## Written problem
Render the items from the start through the line that contains "staticText: 1 <box>26 20 40 51</box>" as a Markdown table with two columns, Row and Line, numbering each row and leaving out blank lines.

## Input data
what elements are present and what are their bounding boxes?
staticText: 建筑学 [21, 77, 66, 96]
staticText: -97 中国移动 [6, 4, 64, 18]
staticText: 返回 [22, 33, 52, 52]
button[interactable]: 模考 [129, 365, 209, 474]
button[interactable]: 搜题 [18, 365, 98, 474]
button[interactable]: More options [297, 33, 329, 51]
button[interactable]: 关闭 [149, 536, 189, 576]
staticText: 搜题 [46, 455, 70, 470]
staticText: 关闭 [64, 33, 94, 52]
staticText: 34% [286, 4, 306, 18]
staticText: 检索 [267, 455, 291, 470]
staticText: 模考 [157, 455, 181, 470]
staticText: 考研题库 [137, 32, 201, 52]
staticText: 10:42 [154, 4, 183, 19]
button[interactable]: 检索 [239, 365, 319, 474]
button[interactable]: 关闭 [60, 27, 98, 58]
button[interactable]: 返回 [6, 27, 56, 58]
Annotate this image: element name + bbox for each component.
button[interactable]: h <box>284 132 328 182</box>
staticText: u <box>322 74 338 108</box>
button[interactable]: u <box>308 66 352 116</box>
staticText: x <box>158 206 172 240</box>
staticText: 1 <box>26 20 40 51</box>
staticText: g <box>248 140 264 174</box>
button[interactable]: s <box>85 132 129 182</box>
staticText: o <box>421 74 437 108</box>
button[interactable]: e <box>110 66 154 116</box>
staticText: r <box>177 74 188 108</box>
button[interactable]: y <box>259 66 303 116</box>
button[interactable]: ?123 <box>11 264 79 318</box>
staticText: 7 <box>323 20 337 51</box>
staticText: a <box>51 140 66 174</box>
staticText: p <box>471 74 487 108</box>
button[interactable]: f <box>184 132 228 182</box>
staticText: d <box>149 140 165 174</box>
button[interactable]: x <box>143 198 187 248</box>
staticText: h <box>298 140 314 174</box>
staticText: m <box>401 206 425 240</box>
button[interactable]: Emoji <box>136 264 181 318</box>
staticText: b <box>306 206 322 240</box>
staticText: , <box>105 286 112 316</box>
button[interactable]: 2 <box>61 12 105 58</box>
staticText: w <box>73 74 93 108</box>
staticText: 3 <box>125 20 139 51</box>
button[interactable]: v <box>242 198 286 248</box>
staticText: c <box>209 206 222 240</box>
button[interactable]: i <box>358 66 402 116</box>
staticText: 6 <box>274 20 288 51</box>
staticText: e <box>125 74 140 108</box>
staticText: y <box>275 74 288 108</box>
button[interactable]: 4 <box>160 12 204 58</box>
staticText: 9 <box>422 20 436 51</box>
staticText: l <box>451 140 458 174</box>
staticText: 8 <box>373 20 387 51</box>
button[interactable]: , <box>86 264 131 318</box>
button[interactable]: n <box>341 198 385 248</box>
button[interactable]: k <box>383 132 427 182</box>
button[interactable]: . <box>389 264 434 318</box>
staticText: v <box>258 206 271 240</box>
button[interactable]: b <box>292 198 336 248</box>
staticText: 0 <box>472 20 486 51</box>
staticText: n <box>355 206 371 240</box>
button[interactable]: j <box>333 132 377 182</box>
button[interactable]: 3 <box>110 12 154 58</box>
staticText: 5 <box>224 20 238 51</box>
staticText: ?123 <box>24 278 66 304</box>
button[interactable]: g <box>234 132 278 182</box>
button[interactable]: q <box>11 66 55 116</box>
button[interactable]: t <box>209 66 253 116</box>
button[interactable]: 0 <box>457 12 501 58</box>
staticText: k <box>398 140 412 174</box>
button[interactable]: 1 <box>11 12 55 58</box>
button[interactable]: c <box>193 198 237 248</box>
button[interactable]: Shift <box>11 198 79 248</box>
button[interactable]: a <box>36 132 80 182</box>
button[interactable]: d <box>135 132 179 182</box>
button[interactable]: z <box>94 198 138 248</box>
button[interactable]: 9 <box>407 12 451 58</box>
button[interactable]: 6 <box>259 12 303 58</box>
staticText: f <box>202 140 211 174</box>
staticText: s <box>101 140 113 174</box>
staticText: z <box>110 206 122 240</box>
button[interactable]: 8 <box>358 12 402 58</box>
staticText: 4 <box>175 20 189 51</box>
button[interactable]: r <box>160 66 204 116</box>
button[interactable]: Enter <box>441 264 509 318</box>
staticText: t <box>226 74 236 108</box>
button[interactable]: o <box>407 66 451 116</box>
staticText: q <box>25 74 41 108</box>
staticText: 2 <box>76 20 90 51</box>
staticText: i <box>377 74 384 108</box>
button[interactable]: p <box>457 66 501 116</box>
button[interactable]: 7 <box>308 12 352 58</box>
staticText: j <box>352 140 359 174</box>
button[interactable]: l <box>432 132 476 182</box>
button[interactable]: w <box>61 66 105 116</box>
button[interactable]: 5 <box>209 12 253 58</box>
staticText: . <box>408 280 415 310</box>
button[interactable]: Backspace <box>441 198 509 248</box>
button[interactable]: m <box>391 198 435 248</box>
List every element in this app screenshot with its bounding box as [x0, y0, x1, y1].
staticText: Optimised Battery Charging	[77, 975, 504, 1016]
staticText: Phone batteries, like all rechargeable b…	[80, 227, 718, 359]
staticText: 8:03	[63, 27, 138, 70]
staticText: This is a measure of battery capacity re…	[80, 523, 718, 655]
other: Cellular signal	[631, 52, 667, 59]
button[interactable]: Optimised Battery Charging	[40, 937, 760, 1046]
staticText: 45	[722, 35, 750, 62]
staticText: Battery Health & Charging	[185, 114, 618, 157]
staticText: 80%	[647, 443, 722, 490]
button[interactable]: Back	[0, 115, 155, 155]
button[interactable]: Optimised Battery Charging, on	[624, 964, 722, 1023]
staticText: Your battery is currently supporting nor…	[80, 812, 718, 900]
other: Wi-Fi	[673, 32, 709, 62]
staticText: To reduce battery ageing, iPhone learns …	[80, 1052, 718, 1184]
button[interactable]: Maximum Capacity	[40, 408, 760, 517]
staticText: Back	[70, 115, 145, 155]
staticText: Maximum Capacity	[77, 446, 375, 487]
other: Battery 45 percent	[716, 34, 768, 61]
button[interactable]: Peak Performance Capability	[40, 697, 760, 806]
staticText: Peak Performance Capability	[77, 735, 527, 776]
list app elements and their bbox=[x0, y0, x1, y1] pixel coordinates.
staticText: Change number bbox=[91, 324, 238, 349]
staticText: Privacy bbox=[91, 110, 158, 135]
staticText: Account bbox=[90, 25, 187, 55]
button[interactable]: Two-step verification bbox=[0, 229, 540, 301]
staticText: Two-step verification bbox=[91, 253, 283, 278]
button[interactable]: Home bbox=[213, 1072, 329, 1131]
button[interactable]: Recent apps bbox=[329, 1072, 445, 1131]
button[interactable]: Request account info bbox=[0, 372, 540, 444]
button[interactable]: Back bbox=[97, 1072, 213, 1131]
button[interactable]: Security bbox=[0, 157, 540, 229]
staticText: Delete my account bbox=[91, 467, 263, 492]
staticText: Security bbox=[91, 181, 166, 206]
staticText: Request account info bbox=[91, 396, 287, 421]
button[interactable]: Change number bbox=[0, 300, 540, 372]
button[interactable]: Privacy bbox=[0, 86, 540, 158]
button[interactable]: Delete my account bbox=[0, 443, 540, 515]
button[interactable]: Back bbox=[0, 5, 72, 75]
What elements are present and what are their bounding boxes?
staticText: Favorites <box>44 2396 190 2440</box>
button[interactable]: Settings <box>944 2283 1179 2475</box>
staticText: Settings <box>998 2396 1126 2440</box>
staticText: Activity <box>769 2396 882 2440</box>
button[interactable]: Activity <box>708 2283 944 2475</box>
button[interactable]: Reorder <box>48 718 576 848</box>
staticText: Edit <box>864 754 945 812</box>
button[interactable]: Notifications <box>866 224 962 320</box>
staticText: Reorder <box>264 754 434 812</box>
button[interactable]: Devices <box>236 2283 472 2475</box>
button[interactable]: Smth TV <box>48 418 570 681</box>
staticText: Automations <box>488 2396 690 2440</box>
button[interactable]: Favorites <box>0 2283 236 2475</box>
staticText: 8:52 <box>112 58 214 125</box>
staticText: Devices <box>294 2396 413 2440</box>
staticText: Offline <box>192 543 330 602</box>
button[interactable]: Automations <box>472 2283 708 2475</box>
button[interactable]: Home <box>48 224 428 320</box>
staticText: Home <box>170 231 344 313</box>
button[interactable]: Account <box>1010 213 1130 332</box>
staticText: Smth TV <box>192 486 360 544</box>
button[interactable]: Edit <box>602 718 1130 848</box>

## Solved problem
| Row | Line |
|---|---|
| 1 | what elements are present and what are their bounding boxes? |
| 2 | staticText: 建筑学 [21, 77, 66, 96] |
| 3 | staticText: -97 中国移动 [6, 4, 64, 18] |
| 4 | staticText: 返回 [22, 33, 52, 52] |
| 5 | button[interactable]: 模考 [129, 365, 209, 474] |
| 6 | button[interactable]: 搜题 [18, 365, 98, 474] |
| 7 | button[interactable]: More options [297, 33, 329, 51] |
| 8 | button[interactable]: 关闭 [149, 536, 189, 576] |
| 9 | staticText: 搜题 [46, 455, 70, 470] |
| 10 | staticText: 关闭 [64, 33, 94, 52] |
| 11 | staticText: 34% [286, 4, 306, 18] |
| 12 | staticText: 检索 [267, 455, 291, 470] |
| 13 | staticText: 模考 [157, 455, 181, 470] |
| 14 | staticText: 考研题库 [137, 32, 201, 52] |
| 15 | staticText: 10:42 [154, 4, 183, 19] |
| 16 | button[interactable]: 检索 [239, 365, 319, 474] |
| 17 | button[interactable]: 关闭 [60, 27, 98, 58] |
| 18 | button[interactable]: 返回 [6, 27, 56, 58] |
| 19 | Annotate this image: element name + bbox for each component. |
| 20 | button[interactable]: h <box>284 132 328 182</box> |
| 21 | staticText: u <box>322 74 338 108</box> |
| 22 | button[interactable]: u <box>308 66 352 116</box> |
| 23 | staticText: x <box>158 206 172 240</box> |
| 24 | staticText: 1 <box>26 20 40 51</box> |